PROBLEM REQUIREMENTS
Output all the material that follows, exactly as given.

INPUT FOR THIS TASK
########

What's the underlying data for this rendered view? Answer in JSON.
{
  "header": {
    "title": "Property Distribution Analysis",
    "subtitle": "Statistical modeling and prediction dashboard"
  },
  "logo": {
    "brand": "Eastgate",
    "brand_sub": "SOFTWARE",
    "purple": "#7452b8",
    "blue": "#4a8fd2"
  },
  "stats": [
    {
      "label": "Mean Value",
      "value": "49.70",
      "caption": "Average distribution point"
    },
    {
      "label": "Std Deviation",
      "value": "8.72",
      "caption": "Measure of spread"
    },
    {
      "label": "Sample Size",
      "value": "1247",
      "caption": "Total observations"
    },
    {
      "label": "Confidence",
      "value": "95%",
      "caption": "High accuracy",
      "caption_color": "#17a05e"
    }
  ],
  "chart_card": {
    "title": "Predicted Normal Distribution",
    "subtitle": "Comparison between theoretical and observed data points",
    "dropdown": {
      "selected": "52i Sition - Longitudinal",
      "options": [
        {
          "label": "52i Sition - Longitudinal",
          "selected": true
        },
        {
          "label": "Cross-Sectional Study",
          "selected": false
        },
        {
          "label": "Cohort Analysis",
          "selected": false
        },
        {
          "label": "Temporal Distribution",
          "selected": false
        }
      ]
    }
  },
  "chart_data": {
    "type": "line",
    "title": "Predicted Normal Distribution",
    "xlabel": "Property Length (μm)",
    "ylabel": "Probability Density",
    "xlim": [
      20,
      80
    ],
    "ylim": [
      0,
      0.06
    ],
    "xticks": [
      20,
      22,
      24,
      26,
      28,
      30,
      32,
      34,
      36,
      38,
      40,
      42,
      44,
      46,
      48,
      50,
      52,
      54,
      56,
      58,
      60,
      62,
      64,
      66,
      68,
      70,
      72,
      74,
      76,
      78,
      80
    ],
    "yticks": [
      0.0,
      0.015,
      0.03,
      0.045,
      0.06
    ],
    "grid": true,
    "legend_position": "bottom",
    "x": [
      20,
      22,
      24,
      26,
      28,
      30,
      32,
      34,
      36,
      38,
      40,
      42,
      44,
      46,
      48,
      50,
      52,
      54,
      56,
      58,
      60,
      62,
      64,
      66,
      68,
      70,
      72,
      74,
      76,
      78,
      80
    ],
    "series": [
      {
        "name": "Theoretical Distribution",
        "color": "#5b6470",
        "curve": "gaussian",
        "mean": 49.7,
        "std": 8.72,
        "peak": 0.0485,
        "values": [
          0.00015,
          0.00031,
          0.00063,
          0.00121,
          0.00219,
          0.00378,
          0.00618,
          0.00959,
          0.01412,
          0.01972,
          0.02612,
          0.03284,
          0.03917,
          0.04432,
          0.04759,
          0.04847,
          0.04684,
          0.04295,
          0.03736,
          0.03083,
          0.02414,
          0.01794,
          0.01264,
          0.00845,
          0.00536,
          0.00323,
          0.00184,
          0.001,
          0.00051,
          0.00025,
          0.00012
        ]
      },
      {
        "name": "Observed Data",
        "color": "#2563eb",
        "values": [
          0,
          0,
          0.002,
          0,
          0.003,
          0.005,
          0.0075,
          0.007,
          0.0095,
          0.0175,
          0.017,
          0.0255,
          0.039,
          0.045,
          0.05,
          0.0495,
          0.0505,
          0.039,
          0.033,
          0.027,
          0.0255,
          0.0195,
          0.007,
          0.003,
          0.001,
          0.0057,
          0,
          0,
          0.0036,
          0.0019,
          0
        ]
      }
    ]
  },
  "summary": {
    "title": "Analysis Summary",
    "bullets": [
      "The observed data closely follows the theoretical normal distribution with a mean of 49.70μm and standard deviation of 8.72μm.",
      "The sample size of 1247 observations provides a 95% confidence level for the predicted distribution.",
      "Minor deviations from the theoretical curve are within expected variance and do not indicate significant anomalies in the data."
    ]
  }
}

########

WRITTEN SOLUTION
What's the underlying data for this rendered view? Answer in JSON.
{
  "header": {
    "title": "Property Distribution Analysis",
    "subtitle": "Statistical modeling and prediction dashboard"
  },
  "logo": {
    "brand": "Eastgate",
    "brand_sub": "SOFTWARE",
    "purple": "#7452b8",
    "blue": "#4a8fd2"
  },
  "stats": [
    {
      "label": "Mean Value",
      "value": "49.70",
      "caption": "Average distribution point"
    },
    {
      "label": "Std Deviation",
      "value": "8.72",
      "caption": "Measure of spread"
    },
    {
      "label": "Sample Size",
      "value": "1247",
      "caption": "Total observations"
    },
    {
      "label": "Confidence",
      "value": "95%",
      "caption": "High accuracy",
      "caption_color": "#17a05e"
    }
  ],
  "chart_card": {
    "title": "Predicted Normal Distribution",
    "subtitle": "Comparison between theoretical and observed data points",
    "dropdown": {
      "selected": "52i Sition - Longitudinal",
      "options": [
        {
          "label": "52i Sition - Longitudinal",
          "selected": true
        },
        {
          "label": "Cross-Sectional Study",
          "selected": false
        },
        {
          "label": "Cohort Analysis",
          "selected": false
        },
        {
          "label": "Temporal Distribution",
          "selected": false
        }
      ]
    }
  },
  "chart_data": {
    "type": "line",
    "title": "Predicted Normal Distribution",
    "xlabel": "Property Length (μm)",
    "ylabel": "Probability Density",
    "xlim": [
      20,
      80
    ],
    "ylim": [
      0,
      0.06
    ],
    "xticks": [
      20,
      22,
      24,
      26,
      28,
      30,
      32,
      34,
      36,
      38,
      40,
      42,
      44,
      46,
      48,
      50,
      52,
      54,
      56,
      58,
      60,
      62,
      64,
      66,
      68,
      70,
      72,
      74,
      76,
      78,
      80
    ],
    "yticks": [
      0.0,
      0.015,
      0.03,
      0.045,
      0.06
    ],
    "grid": true,
    "legend_position": "bottom",
    "x": [
      20,
      22,
      24,
      26,
      28,
      30,
      32,
      34,
      36,
      38,
      40,
      42,
      44,
      46,
      48,
      50,
      52,
      54,
      56,
      58,
      60,
      62,
      64,
      66,
      68,
      70,
      72,
      74,
      76,
      78,
      80
    ],
    "series": [
      {
        "name": "Theoretical Distribution",
        "color": "#5b6470",
        "curve": "gaussian",
        "mean": 49.7,
        "std": 8.72,
        "peak": 0.0485,
        "values": [
          0.00015,
          0.00031,
          0.00063,
          0.00121,
          0.00219,
          0.00378,
          0.00618,
          0.00959,
          0.01412,
          0.01972,
          0.02612,
          0.03284,
          0.03917,
          0.04432,
          0.04759,
          0.04847,
          0.04684,
          0.04295,
          0.03736,
          0.03083,
          0.02414,
          0.01794,
          0.01264,
          0.00845,
          0.00536,
          0.00323,
          0.00184,
          0.001,
          0.00051,
          0.00025,
          0.00012
        ]
      },
      {
        "name": "Observed Data",
        "color": "#2563eb",
        "values": [
          0,
          0,
          0.002,
          0,
          0.003,
          0.005,
          0.0075,
          0.007,
          0.0095,
          0.0175,
          0.017,
          0.0255,
          0.039,
          0.045,
          0.05,
          0.0495,
          0.0505,
          0.039,
          0.033,
          0.027,
          0.0255,
          0.0195,
          0.007,
          0.003,
          0.001,
          0.0057,
          0,
          0,
          0.0036,
          0.0019,
          0
        ]
      }
    ]
  },
  "summary": {
    "title": "Analysis Summary",
    "bullets": [
      "The observed data closely follows the theoretical normal distribution with a mean of 49.70μm and standard deviation of 8.72μm.",
      "The sample size of 1247 observations provides a 95% confidence level for the predicted distribution.",
      "Minor deviations from the theoretical curve are within expected variance and do not indicate significant anomalies in the data."
    ]
  }
}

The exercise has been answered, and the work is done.